• _SOURCE DATA_
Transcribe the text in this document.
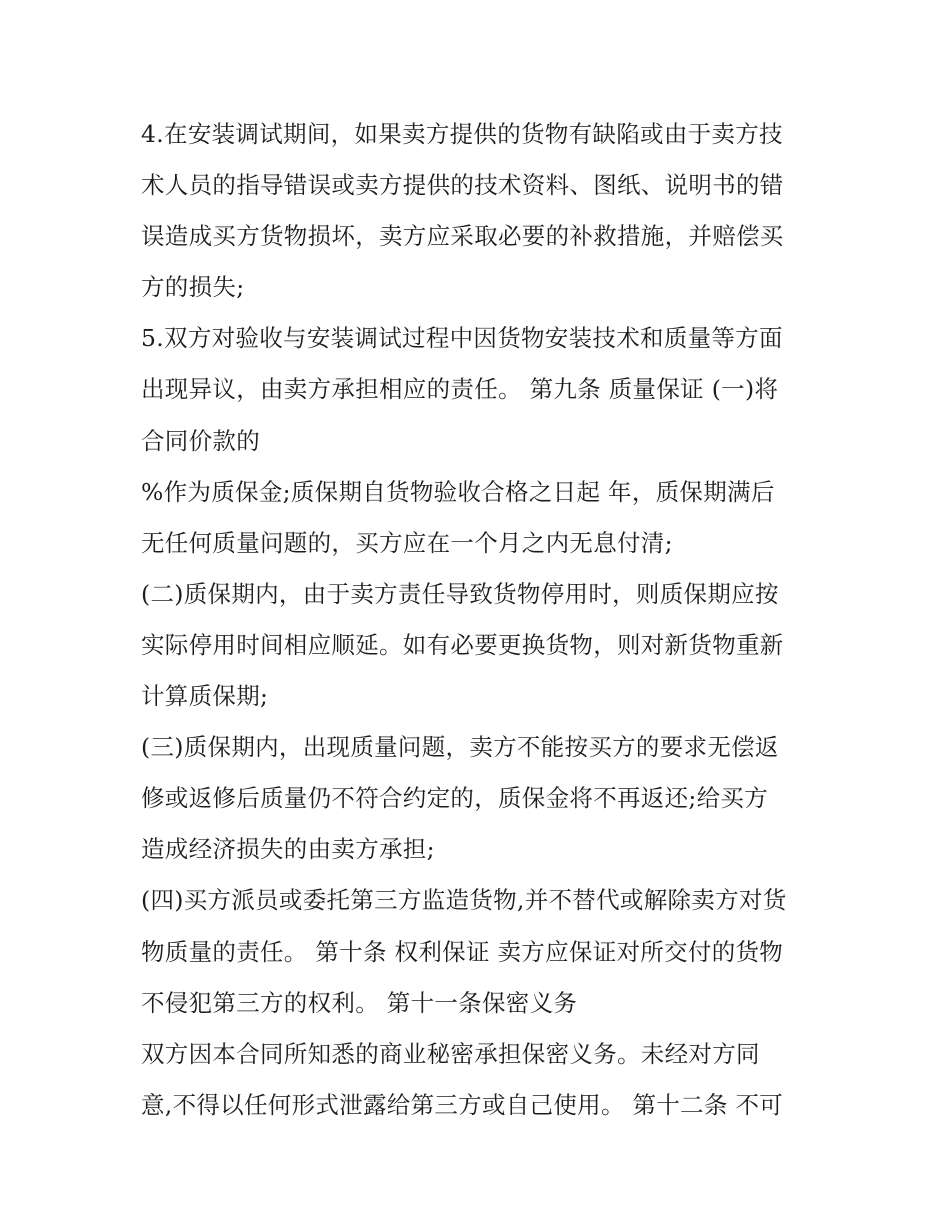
4.在安装调试期间，如果卖方提供的货物有缺陷或由于卖方技
术人员的指导错误或卖方提供的技术资料、图纸、说明书的错
误造成买方货物损坏，卖方应采取必要的补救措施，并赔偿买
方的损失;
5.双方对验收与安装调试过程中因货物安装技术和质量等方面
出现异议，由卖方承担相应的责任。 第九条 质量保证 (一)将
合同价款的
%作为质保金;质保期自货物验收合格之日起 年，质保期满后
无任何质量问题的，买方应在一个月之内无息付清;
(二)质保期内，由于卖方责任导致货物停用时，则质保期应按
实际停用时间相应顺延。如有必要更换货物，则对新货物重新
计算质保期;
(三)质保期内，出现质量问题，卖方不能按买方的要求无偿返
修或返修后质量仍不符合约定的，质保金将不再返还;给买方
造成经济损失的由卖方承担;
(四)买方派员或委托第三方监造货物,并不替代或解除卖方对货
物质量的责任。 第十条 权利保证 卖方应保证对所交付的货物
不侵犯第三方的权利。 第十一条保密义务
双方因本合同所知悉的商业秘密承担保密义务。未经对方同
意,不得以任何形式泄露给第三方或自己使用。 第十二条 不可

• _INSTRUCTIONS FOR THE TASK_
Repeat the listing above exactly, with no pictures.

• _EXERCISE RESULT_
Transcribe the text in this document.
4.在安装调试期间，如果卖方提供的货物有缺陷或由于卖方技
术人员的指导错误或卖方提供的技术资料、图纸、说明书的错
误造成买方货物损坏，卖方应采取必要的补救措施，并赔偿买
方的损失;
5.双方对验收与安装调试过程中因货物安装技术和质量等方面
出现异议，由卖方承担相应的责任。 第九条 质量保证 (一)将
合同价款的
%作为质保金;质保期自货物验收合格之日起 年，质保期满后
无任何质量问题的，买方应在一个月之内无息付清;
(二)质保期内，由于卖方责任导致货物停用时，则质保期应按
实际停用时间相应顺延。如有必要更换货物，则对新货物重新
计算质保期;
(三)质保期内，出现质量问题，卖方不能按买方的要求无偿返
修或返修后质量仍不符合约定的，质保金将不再返还;给买方
造成经济损失的由卖方承担;
(四)买方派员或委托第三方监造货物,并不替代或解除卖方对货
物质量的责任。 第十条 权利保证 卖方应保证对所交付的货物
不侵犯第三方的权利。 第十一条保密义务
双方因本合同所知悉的商业秘密承担保密义务。未经对方同
意,不得以任何形式泄露给第三方或自己使用。 第十二条 不可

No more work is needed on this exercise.